Requirements:
Copy out every line that contains "separated".
--- start Information supplied ---
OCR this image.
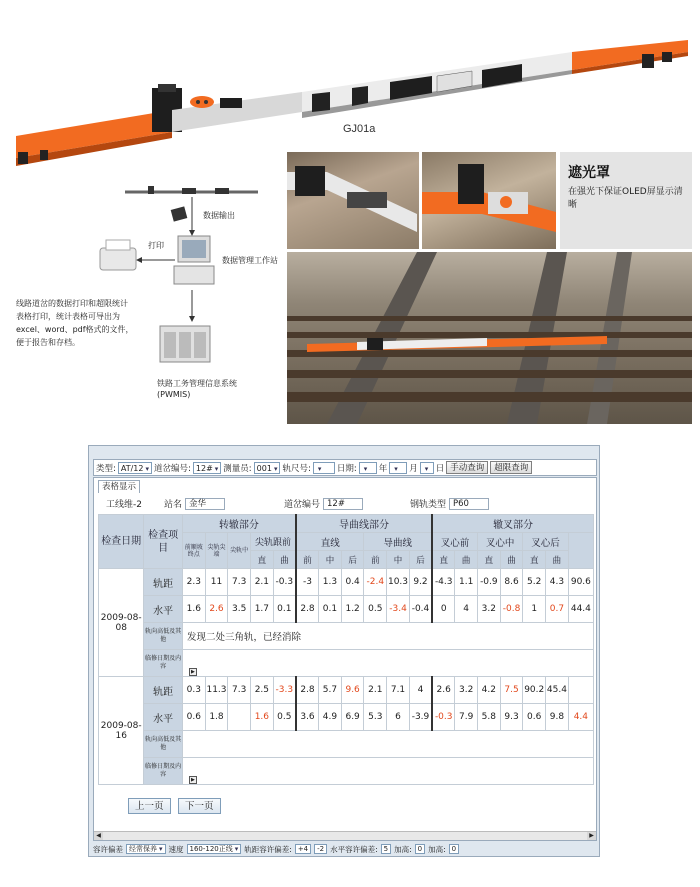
GJ01a
数据输出
打印
数据管理工作站
铁路工务管理信息系统
(PWMIS)
线路道岔的数据打印和超限统计表格打印，统计表格可导出为excel、word、pdf格式的文件，便于报告和存档。
遮光罩
在强光下保证OLED屏显示清晰
类型: AT/12 ▾	道岔编号: 12# ▾	测量员: 001 ▾	轨尺号: ▾	日期: ▾	年 ▾	月 ▾ 日 手动查询	超限查询
表格显示
工线维-2 站名 金华	道岔编号 12#	钢轨类型 P60
检查日期	检查项目	转辙部分					导曲线部分						辙叉部分						
		前顺坡终点	尖轨尖端	尖轨中	尖轨跟前		直线			导曲线			叉心前		叉心中		叉心后		
					直	曲	前	中	后	前	中	后	直	曲	直	曲	直	曲	
2009-08-08	轨距	2.3	11	7.3	2.1	-0.3	-3	1.3	0.4	-2.4	10.3	9.2	-4.3	1.1	-0.9	8.6	5.2	4.3	90.6
	水平	1.6	2.6	3.5	1.7	0.1	2.8	0.1	1.2	0.5	-3.4	-0.4	0	4	3.2	-0.8	1	0.7	44.4
	轨向高低及其他	发现二处三角轨，已经消除																	
	临修日期及内容	▶																	
2009-08-16	轨距	0.3	11.3	7.3	2.5	-3.3	2.8	5.7	9.6	2.1	7.1	4	2.6	3.2	4.2	7.5	90.2	45.4	
	水平	0.6	1.8		1.6	0.5	3.6	4.9	6.9	5.3	6	-3.9	-0.3	7.9	5.8	9.3	0.6	9.8	4.4
	轨向高低及其他																		
	临修日期及内容	▶																	
上一页	下一页
◀	▶
容许偏差 经常保养 ▾	速度 160-120正线 ▾	轨距容许偏差: +4	-2 水平容许偏差: 5 加高: 0 加高: 0
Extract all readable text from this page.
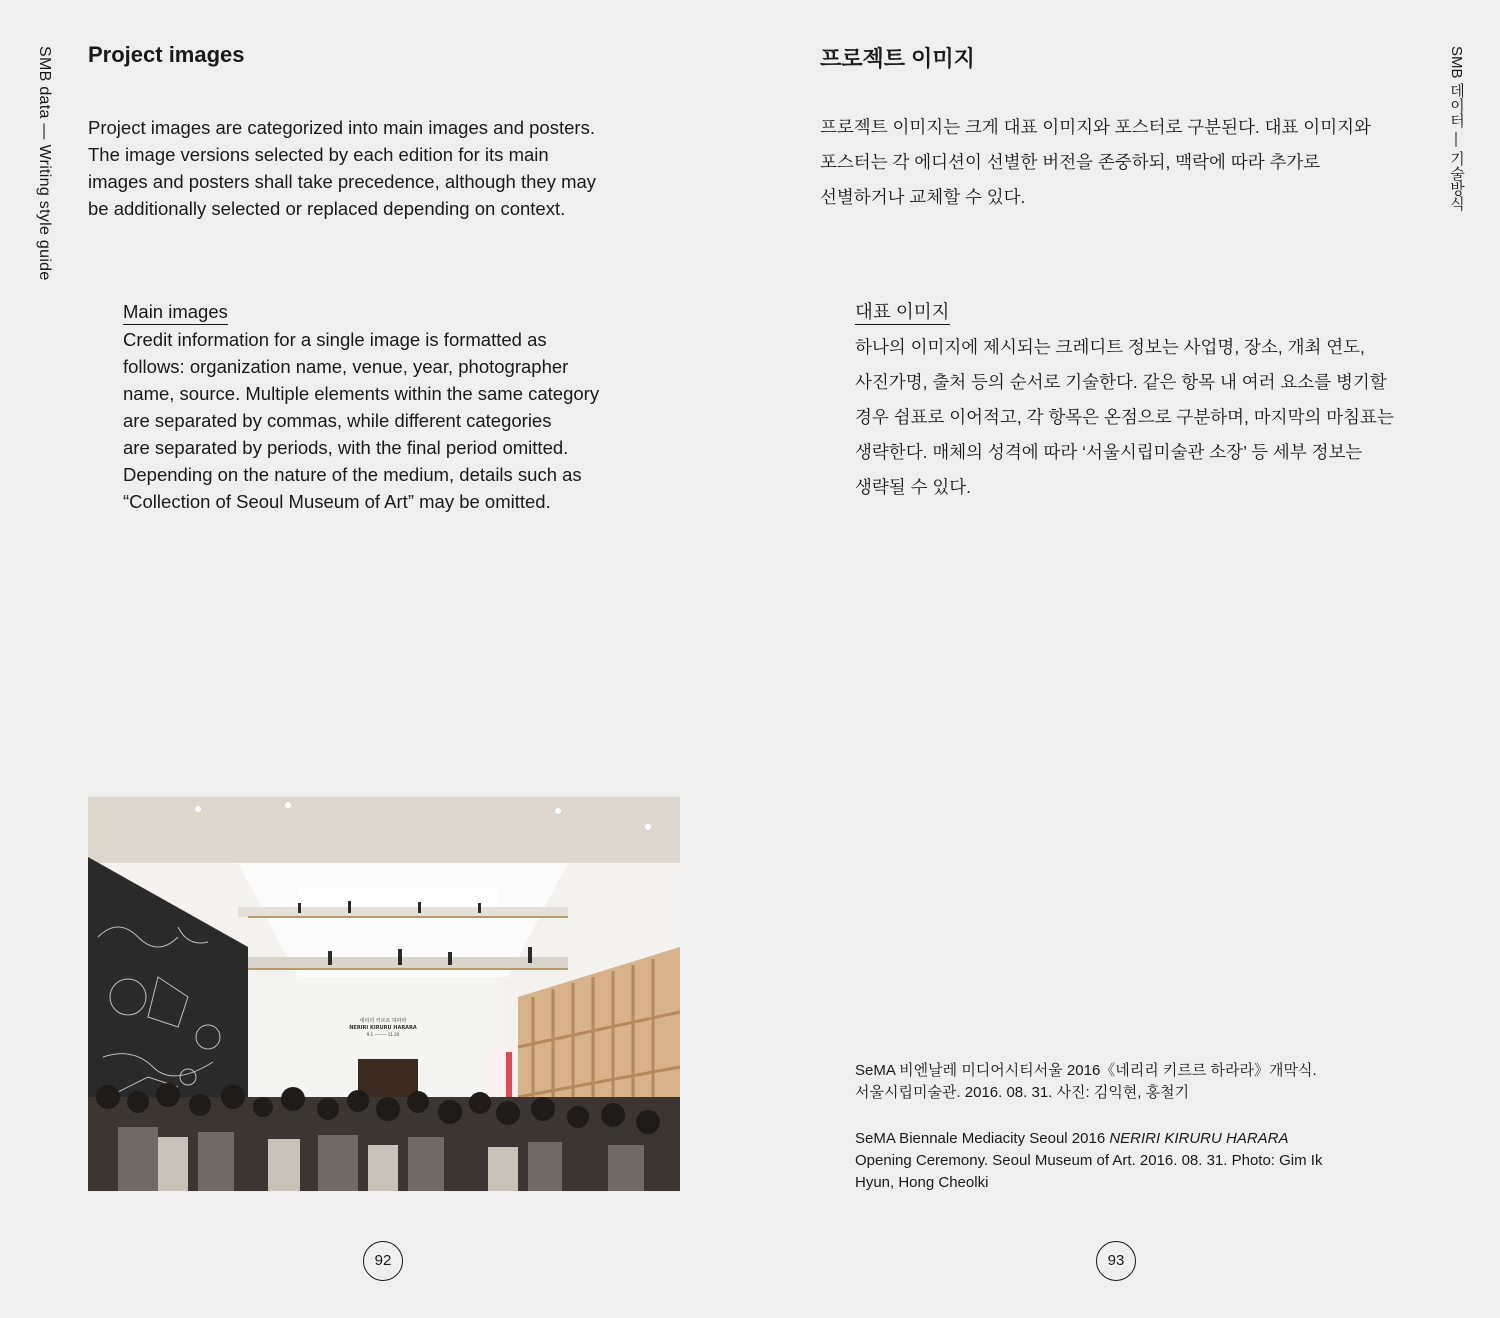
SMB data — Writing style guide Project images
Project images are categorized into main images and posters.
The image versions selected by each edition for its main
images and posters shall take precedence, although they may
be additionally selected or replaced depending on context.
Main images
Credit information for a single image is formatted as
follows: organization name, venue, year, photographer
name, source. Multiple elements within the same category
are separated by commas, while different categories
are separated by periods, with the final period omitted.
Depending on the nature of the medium, details such as
“Collection of Seoul Museum of Art” may be omitted.
네리리 키르르 하라라
NERIRI KIRURU HARARA
9.1 ——— 11.20
92
SMB 데이터 — 기술방식
프로젝트 이미지
프로젝트 이미지는 크게 대표 이미지와 포스터로 구분된다. 대표 이미지와
포스터는 각 에디션이 선별한 버전을 존중하되, 맥락에 따라 추가로
선별하거나 교체할 수 있다.
대표 이미지
하나의 이미지에 제시되는 크레디트 정보는 사업명, 장소, 개최 연도,
사진가명, 출처 등의 순서로 기술한다. 같은 항목 내 여러 요소를 병기할
경우 쉼표로 이어적고, 각 항목은 온점으로 구분하며, 마지막의 마침표는
생략한다. 매체의 성격에 따라 ‘서울시립미술관 소장’ 등 세부 정보는
생략될 수 있다.
SeMA 비엔날레 미디어시티서울 2016《네리리 키르르 하라라》개막식.
서울시립미술관. 2016. 08. 31. 사진: 김익현, 홍철기
SeMA Biennale Mediacity Seoul 2016 NERIRI KIRURU HARARA
Opening Ceremony. Seoul Museum of Art. 2016. 08. 31. Photo: Gim Ik
Hyun, Hong Cheolki
93
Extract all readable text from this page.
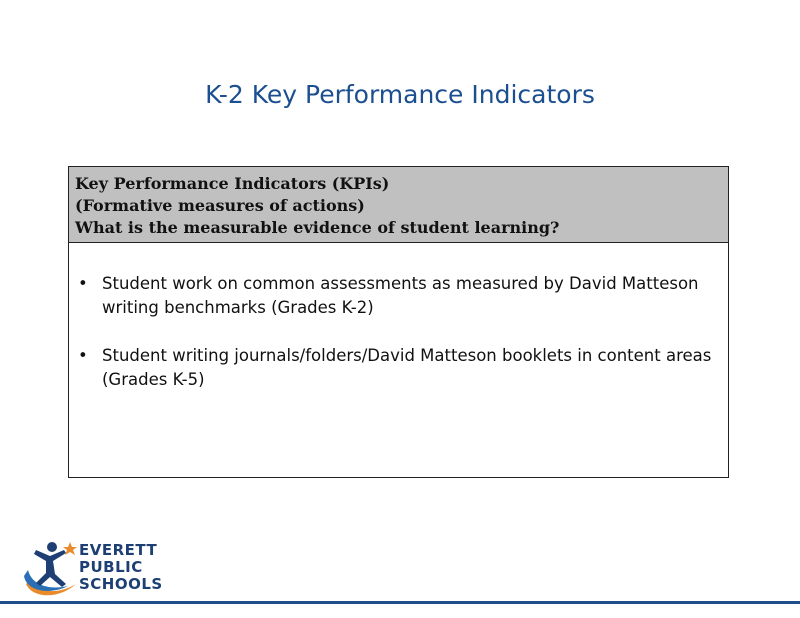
K-2 Key Performance Indicators
Key Performance Indicators (KPIs)
(Formative measures of actions)
What is the measurable evidence of student learning?
• Student work on common assessments as measured by David Matteson writing benchmarks (Grades K-2)
• Student writing journals/folders/David Matteson booklets in content areas (Grades K-5)
EVERETT
PUBLIC
SCHOOLS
--- end Information supplied ---
Complete response:
are separated by commas, while different categories
are separated by periods, with the final period omitted.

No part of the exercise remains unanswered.